Work to be completed: Write out the items below again, starting at the first line and ending at the line that contains "332, 172, 338]", with both of those lines included.

Records provided:

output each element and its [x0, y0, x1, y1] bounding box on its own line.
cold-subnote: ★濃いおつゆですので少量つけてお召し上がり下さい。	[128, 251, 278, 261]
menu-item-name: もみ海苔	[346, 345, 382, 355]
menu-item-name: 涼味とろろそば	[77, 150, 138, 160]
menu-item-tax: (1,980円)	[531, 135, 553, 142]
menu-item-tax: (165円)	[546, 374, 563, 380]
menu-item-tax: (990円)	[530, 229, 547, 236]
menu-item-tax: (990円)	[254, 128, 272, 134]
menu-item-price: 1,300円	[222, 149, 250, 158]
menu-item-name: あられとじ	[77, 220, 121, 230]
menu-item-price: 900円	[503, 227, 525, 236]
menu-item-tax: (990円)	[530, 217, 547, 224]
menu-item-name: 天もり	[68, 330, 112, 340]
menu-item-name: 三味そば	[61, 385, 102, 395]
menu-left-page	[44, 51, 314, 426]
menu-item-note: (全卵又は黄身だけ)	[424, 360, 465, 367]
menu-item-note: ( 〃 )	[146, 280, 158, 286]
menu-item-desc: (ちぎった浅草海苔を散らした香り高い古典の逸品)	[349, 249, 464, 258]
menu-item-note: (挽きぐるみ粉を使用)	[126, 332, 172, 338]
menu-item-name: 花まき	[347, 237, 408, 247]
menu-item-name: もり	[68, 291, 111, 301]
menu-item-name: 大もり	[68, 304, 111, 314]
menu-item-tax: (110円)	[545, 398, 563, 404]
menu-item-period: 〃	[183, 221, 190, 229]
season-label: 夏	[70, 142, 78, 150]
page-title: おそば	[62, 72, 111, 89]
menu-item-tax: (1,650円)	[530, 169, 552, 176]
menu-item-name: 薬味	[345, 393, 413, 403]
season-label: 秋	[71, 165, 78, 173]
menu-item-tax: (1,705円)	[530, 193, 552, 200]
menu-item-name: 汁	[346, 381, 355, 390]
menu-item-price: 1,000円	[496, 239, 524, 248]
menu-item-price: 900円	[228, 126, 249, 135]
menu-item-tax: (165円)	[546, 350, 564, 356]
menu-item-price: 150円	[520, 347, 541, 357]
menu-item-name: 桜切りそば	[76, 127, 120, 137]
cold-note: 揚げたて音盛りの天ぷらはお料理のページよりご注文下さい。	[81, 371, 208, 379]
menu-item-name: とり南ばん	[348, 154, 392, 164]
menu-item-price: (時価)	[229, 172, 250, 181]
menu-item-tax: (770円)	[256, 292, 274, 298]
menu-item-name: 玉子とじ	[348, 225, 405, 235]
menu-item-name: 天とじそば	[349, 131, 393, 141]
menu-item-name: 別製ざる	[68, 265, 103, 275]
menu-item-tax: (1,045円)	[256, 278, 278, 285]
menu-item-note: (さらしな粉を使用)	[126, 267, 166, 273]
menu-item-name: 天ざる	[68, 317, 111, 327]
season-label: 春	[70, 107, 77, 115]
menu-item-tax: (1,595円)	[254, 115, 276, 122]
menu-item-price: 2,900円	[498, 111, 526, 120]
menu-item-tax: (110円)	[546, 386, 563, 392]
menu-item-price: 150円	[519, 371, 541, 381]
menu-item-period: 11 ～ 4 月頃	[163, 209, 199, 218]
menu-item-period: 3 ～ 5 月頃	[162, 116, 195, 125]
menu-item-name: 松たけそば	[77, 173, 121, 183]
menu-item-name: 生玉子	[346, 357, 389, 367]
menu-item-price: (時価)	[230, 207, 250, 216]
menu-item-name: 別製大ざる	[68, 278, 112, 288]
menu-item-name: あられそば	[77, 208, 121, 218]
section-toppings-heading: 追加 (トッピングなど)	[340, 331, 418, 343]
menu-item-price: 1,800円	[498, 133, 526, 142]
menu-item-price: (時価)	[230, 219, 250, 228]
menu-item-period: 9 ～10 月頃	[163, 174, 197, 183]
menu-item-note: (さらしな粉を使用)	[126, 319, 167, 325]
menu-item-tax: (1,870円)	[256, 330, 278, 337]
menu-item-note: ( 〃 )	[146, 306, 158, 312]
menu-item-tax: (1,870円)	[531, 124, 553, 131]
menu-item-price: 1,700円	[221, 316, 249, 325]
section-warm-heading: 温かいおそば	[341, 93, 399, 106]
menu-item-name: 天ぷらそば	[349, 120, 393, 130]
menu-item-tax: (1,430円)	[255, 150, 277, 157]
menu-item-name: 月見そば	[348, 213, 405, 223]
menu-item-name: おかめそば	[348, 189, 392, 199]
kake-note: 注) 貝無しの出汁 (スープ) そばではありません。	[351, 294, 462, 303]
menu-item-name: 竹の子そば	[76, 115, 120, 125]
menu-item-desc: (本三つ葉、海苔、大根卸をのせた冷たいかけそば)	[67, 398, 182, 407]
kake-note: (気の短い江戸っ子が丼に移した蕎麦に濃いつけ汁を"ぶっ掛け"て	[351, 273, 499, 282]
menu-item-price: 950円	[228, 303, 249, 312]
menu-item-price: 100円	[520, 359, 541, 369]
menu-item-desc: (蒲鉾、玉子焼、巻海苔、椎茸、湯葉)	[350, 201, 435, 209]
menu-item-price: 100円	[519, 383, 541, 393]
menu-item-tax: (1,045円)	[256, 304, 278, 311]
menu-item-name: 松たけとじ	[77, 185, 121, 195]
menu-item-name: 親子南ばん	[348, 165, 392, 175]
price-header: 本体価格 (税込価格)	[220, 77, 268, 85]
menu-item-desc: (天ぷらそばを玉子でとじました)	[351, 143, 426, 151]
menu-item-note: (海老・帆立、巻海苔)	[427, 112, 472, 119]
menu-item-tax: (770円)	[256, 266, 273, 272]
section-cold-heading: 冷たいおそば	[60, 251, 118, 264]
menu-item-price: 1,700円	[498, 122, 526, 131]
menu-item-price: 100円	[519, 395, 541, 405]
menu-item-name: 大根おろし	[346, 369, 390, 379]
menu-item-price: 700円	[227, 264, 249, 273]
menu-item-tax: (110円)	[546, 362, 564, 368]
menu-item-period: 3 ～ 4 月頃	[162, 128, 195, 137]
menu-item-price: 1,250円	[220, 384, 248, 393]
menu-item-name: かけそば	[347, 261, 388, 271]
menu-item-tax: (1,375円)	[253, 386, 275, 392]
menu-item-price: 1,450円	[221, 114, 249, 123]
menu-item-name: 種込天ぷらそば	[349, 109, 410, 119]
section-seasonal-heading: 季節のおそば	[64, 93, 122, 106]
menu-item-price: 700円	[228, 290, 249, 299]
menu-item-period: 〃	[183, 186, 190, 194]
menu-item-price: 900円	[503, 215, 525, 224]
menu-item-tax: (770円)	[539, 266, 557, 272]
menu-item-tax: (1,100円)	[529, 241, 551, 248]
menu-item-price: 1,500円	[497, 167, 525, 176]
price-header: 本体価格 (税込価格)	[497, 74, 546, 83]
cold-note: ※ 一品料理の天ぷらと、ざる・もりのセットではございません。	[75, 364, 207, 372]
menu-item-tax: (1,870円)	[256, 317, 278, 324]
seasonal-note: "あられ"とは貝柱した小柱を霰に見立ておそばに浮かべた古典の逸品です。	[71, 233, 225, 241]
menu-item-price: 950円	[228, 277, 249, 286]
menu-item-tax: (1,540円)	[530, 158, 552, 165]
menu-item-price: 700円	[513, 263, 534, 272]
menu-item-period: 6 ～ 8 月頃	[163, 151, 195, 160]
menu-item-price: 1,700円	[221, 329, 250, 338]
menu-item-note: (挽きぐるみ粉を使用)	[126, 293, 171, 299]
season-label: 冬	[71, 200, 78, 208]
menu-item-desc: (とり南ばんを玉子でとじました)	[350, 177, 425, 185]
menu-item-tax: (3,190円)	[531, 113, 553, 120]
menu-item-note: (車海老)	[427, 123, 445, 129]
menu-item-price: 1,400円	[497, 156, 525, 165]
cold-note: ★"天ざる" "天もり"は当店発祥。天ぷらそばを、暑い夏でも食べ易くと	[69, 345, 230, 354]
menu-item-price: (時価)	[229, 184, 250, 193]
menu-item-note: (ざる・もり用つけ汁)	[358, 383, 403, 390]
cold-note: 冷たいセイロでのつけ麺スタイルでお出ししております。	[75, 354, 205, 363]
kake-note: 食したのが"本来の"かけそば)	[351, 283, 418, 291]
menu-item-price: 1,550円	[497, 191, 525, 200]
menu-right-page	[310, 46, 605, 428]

Response below:
output each element and its [x0, y0, x1, y1] bounding box on its own line.
cold-subnote: ★濃いおつゆですので少量つけてお召し上がり下さい。	[128, 251, 278, 261]
menu-item-name: もみ海苔	[346, 345, 382, 355]
menu-item-name: 涼味とろろそば	[77, 150, 138, 160]
menu-item-tax: (1,980円)	[531, 135, 553, 142]
menu-item-tax: (165円)	[546, 374, 563, 380]
menu-item-tax: (990円)	[530, 229, 547, 236]
menu-item-tax: (990円)	[254, 128, 272, 134]
menu-item-price: 1,300円	[222, 149, 250, 158]
menu-item-name: あられとじ	[77, 220, 121, 230]
menu-item-price: 900円	[503, 227, 525, 236]
menu-item-tax: (990円)	[530, 217, 547, 224]
menu-item-name: 天もり	[68, 330, 112, 340]
menu-item-name: 三味そば	[61, 385, 102, 395]
menu-left-page	[44, 51, 314, 426]
menu-item-note: (全卵又は黄身だけ)	[424, 360, 465, 367]
menu-item-note: ( 〃 )	[146, 280, 158, 286]
menu-item-desc: (ちぎった浅草海苔を散らした香り高い古典の逸品)	[349, 249, 464, 258]
menu-item-note: (挽きぐるみ粉を使用)	[126, 332, 172, 338]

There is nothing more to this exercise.